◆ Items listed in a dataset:
###

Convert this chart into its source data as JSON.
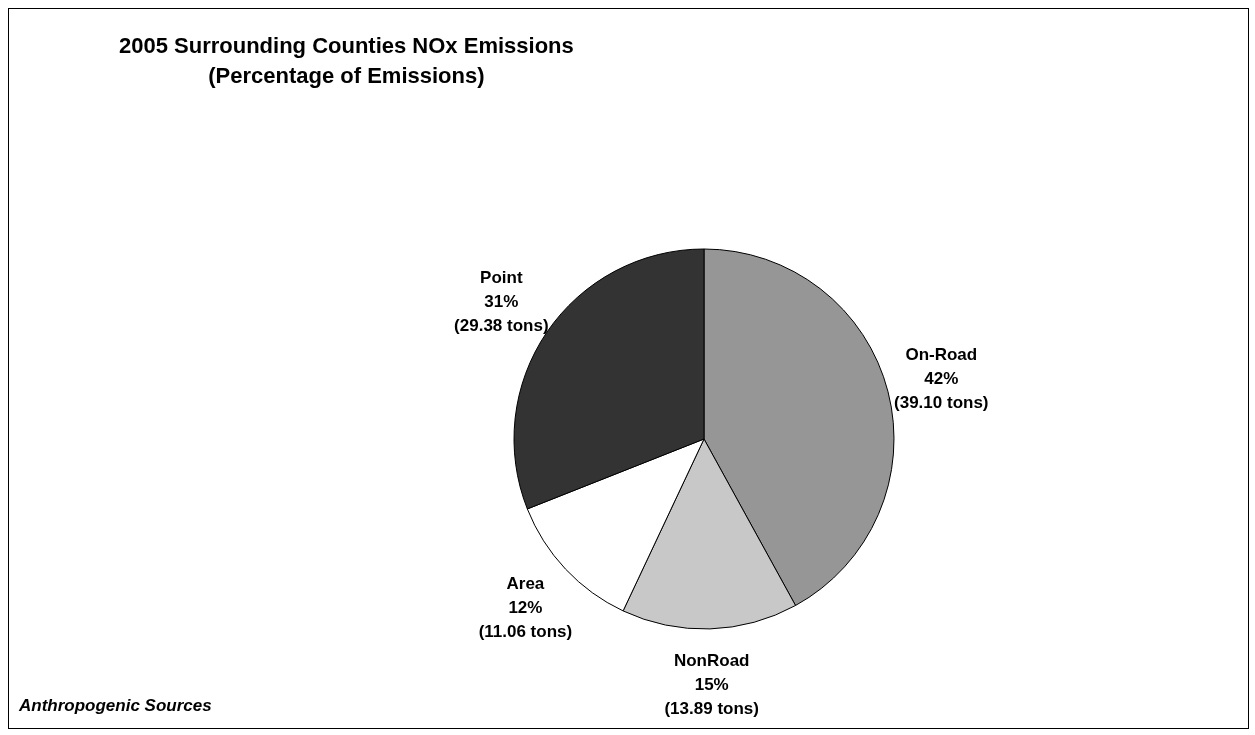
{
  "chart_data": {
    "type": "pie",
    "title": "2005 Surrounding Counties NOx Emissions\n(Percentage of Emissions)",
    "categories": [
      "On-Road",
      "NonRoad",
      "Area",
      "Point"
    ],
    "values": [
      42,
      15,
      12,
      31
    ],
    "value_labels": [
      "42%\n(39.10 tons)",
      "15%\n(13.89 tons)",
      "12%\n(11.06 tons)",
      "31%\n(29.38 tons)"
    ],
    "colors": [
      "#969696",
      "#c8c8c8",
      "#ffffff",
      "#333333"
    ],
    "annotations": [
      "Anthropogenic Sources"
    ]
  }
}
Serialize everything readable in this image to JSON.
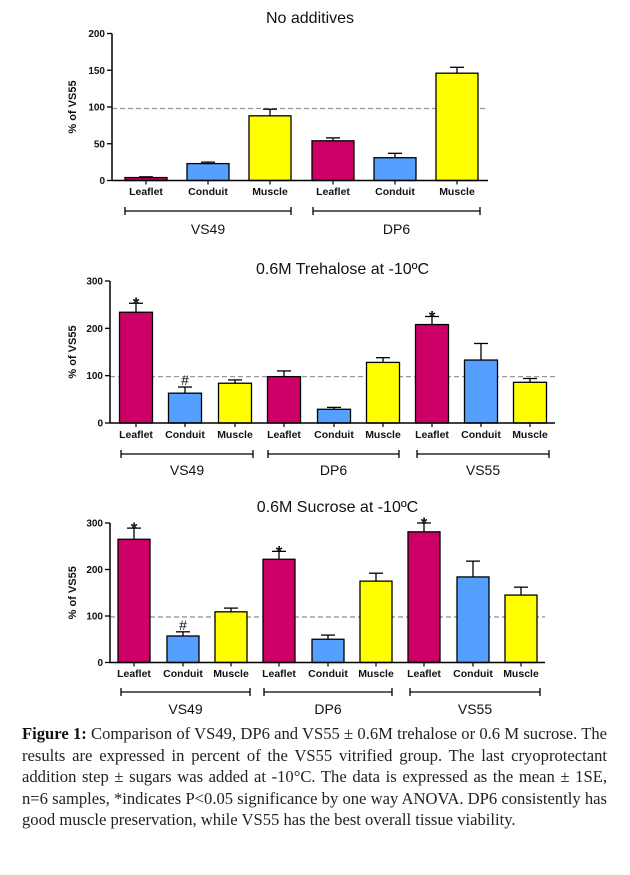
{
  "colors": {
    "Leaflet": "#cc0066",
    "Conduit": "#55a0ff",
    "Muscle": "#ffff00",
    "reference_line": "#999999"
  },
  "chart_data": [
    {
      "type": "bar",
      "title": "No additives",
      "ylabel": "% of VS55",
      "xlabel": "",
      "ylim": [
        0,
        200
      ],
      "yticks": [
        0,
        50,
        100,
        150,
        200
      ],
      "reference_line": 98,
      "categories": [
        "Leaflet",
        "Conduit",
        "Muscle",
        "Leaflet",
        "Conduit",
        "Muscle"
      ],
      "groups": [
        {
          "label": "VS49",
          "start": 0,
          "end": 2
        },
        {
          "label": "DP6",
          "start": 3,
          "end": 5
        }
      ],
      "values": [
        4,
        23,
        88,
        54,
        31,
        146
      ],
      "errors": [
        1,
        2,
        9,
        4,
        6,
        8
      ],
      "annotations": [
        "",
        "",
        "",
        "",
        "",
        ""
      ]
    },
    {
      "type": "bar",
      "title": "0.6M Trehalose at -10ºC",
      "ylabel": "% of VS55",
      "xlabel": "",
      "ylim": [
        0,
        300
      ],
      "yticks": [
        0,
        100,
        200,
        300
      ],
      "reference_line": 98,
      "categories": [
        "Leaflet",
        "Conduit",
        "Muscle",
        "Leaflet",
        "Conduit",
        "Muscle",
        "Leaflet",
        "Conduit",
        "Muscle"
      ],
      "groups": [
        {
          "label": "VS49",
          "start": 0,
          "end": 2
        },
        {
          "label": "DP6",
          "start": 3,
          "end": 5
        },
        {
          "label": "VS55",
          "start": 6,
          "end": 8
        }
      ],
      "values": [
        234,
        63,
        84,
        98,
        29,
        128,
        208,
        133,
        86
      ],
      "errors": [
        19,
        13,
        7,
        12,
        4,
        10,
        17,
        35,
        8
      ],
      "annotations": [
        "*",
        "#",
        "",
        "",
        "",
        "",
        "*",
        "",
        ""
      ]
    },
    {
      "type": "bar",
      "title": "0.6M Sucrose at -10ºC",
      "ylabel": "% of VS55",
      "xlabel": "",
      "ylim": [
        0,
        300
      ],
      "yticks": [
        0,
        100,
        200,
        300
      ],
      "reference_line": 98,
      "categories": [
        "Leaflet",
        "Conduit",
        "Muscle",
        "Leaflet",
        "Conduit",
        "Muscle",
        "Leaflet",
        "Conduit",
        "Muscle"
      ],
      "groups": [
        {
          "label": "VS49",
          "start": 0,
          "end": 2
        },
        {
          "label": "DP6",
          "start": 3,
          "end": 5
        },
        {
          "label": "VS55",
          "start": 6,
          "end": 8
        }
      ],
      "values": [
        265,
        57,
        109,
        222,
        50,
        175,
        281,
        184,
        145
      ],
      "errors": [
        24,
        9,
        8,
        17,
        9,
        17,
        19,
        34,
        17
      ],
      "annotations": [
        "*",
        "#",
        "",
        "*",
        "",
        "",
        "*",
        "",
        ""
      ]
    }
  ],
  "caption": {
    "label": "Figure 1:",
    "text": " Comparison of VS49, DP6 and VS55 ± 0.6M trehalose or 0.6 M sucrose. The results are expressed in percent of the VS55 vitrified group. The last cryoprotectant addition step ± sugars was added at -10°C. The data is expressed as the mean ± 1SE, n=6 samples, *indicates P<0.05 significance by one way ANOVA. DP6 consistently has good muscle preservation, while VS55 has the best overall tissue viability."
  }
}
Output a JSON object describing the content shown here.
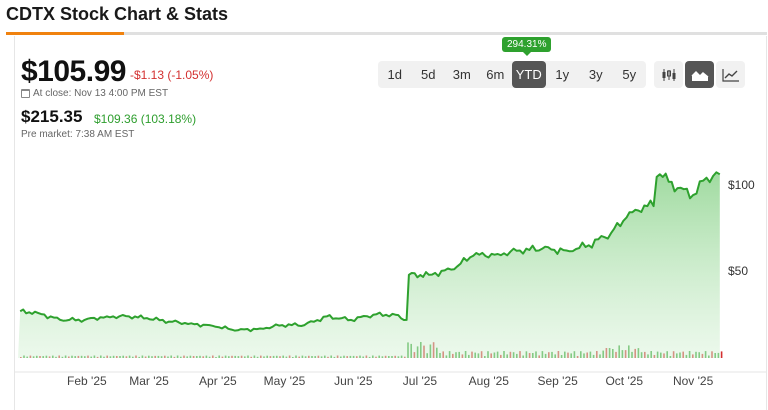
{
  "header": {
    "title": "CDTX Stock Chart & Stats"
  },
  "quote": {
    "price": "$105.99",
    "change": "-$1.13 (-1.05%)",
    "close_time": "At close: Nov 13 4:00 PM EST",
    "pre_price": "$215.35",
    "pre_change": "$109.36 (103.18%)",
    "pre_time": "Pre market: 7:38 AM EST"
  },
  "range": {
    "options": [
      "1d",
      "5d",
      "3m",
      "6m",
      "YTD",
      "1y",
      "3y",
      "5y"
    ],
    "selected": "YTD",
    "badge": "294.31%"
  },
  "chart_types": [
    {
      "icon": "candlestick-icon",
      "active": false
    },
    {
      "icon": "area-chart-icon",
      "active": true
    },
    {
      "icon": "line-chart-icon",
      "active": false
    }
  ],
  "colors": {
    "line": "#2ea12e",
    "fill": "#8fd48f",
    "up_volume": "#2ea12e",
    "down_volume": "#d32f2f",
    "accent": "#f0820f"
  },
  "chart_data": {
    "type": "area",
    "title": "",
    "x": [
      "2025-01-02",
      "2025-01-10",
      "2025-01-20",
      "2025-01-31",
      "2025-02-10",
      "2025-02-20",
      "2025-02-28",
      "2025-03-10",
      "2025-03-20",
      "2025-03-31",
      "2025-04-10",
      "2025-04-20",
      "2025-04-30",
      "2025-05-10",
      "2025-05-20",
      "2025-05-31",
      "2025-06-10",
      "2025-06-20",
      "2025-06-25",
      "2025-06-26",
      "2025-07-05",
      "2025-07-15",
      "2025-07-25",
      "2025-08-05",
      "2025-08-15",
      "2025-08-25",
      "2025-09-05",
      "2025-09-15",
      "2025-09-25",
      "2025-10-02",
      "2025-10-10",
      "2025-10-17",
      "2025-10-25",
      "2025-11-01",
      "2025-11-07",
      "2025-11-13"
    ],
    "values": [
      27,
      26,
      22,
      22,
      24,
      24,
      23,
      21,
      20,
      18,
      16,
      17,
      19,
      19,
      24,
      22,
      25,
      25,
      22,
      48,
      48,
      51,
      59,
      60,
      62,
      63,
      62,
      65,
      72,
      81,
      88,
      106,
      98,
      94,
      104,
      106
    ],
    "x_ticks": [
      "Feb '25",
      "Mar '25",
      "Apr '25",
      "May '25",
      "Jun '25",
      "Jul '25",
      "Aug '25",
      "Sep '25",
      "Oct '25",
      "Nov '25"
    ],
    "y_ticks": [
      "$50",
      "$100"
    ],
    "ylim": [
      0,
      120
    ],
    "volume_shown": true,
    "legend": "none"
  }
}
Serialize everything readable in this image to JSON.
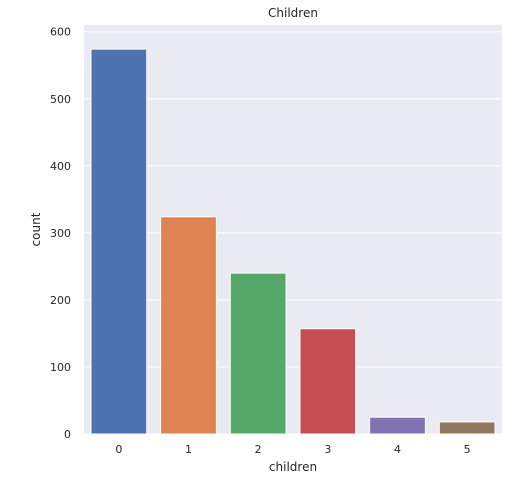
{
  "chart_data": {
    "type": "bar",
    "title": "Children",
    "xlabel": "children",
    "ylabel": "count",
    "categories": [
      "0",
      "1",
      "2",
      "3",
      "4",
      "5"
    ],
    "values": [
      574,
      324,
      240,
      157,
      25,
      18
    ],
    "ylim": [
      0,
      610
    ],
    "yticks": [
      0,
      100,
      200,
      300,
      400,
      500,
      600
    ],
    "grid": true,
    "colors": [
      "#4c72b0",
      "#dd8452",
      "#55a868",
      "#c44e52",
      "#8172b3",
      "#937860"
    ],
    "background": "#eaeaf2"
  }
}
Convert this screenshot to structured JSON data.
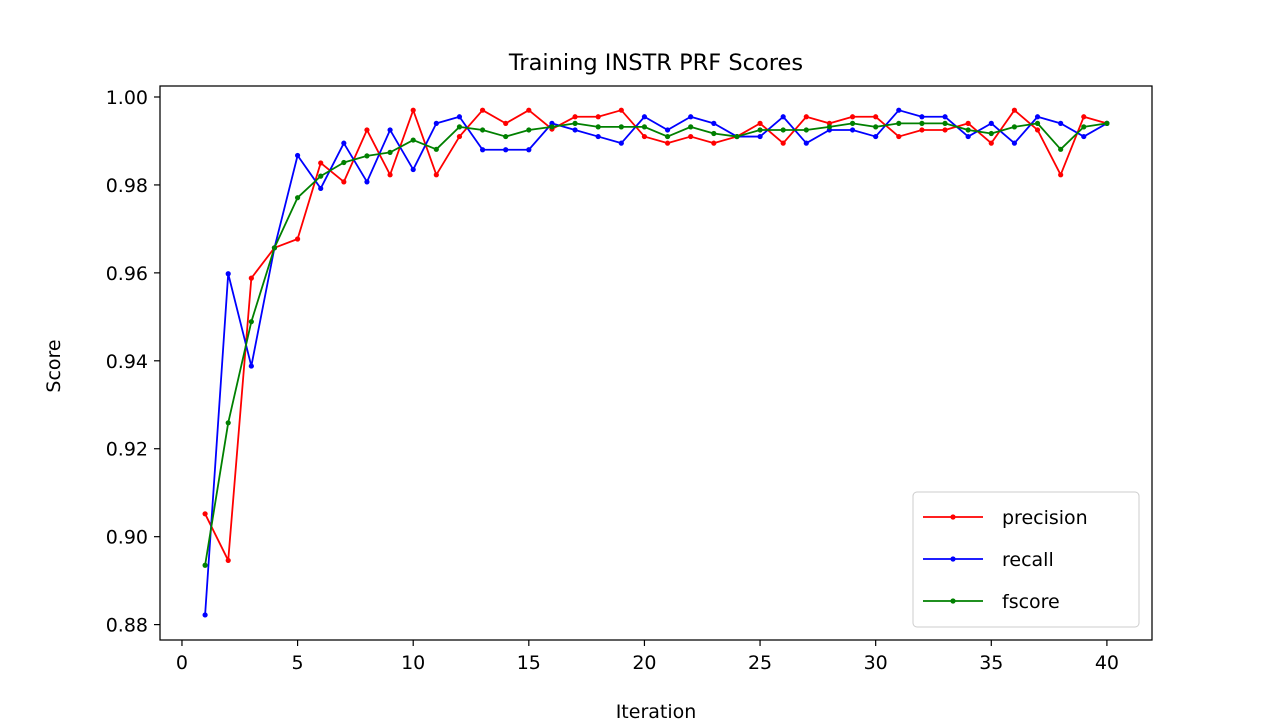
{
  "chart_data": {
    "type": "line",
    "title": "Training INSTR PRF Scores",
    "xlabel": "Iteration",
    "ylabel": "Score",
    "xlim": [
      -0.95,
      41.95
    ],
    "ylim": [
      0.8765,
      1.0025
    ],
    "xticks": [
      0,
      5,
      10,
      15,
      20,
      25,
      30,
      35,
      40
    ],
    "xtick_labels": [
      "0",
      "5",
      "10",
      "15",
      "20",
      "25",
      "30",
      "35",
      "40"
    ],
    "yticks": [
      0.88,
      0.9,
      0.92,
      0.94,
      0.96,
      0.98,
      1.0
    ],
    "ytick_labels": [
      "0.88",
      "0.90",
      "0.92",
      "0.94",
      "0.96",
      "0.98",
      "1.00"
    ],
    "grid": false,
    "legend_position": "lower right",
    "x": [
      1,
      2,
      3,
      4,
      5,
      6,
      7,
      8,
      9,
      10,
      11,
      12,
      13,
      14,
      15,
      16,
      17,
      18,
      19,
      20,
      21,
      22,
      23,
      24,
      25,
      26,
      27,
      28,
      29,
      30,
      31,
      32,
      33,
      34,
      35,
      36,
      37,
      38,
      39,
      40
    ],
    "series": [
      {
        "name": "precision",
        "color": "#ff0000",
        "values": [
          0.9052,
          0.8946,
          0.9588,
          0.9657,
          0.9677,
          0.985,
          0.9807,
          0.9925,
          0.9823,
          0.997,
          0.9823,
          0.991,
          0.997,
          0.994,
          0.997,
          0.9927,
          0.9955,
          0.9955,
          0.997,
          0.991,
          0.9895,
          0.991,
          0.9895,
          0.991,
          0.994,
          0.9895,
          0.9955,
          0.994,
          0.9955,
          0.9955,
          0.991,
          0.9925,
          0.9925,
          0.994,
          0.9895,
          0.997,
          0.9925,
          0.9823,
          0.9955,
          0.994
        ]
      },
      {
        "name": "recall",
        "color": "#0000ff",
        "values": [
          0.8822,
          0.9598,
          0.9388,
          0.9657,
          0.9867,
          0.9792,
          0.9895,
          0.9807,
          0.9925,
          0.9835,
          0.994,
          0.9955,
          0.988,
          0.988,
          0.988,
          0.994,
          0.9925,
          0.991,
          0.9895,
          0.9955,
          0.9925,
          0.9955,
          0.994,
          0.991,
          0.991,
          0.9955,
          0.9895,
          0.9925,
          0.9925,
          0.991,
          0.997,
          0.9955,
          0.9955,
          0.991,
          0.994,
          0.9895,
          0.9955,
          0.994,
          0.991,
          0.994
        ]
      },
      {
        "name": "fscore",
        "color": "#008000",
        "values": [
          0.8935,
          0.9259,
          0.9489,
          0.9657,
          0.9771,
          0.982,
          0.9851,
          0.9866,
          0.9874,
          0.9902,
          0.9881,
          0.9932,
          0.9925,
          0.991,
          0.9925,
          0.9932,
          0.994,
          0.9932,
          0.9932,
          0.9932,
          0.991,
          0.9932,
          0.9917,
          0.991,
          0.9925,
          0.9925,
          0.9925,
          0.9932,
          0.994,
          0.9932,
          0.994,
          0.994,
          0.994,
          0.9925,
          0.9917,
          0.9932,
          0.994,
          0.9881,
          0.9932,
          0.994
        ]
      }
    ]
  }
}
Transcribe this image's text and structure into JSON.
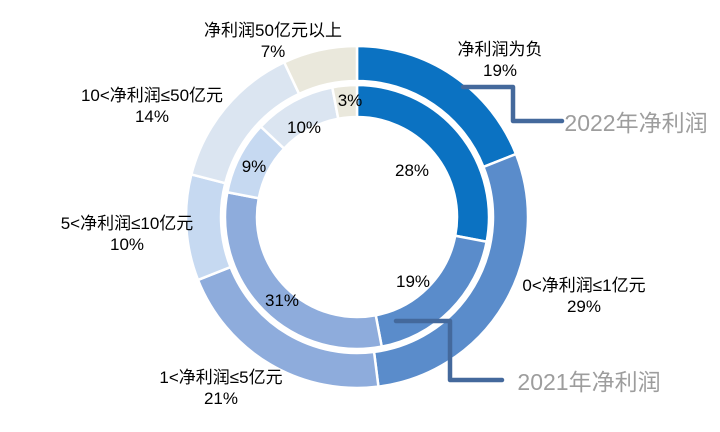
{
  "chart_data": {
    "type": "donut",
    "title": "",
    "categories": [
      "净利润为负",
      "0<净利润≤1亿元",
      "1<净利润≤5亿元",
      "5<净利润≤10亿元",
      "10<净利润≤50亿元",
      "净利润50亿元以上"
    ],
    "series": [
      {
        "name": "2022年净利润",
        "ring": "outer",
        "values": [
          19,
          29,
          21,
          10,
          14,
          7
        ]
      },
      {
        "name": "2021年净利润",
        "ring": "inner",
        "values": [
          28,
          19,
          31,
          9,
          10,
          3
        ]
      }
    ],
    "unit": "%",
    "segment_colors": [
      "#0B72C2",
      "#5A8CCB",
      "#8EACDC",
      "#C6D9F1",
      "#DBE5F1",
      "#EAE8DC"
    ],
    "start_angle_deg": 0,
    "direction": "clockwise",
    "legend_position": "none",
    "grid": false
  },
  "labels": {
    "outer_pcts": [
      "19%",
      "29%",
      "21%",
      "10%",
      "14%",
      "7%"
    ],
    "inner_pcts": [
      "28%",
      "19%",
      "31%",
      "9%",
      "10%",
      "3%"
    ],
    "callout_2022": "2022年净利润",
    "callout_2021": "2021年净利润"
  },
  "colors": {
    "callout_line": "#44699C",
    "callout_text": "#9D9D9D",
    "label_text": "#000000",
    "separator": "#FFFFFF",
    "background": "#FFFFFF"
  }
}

###

Scan the listing above for the word "tons" and copy every line that holds it.

      "42%\n(39.10 tons)",
      "15%\n(13.89 tons)",
      "12%\n(11.06 tons)",
      "31%\n(29.38 tons)"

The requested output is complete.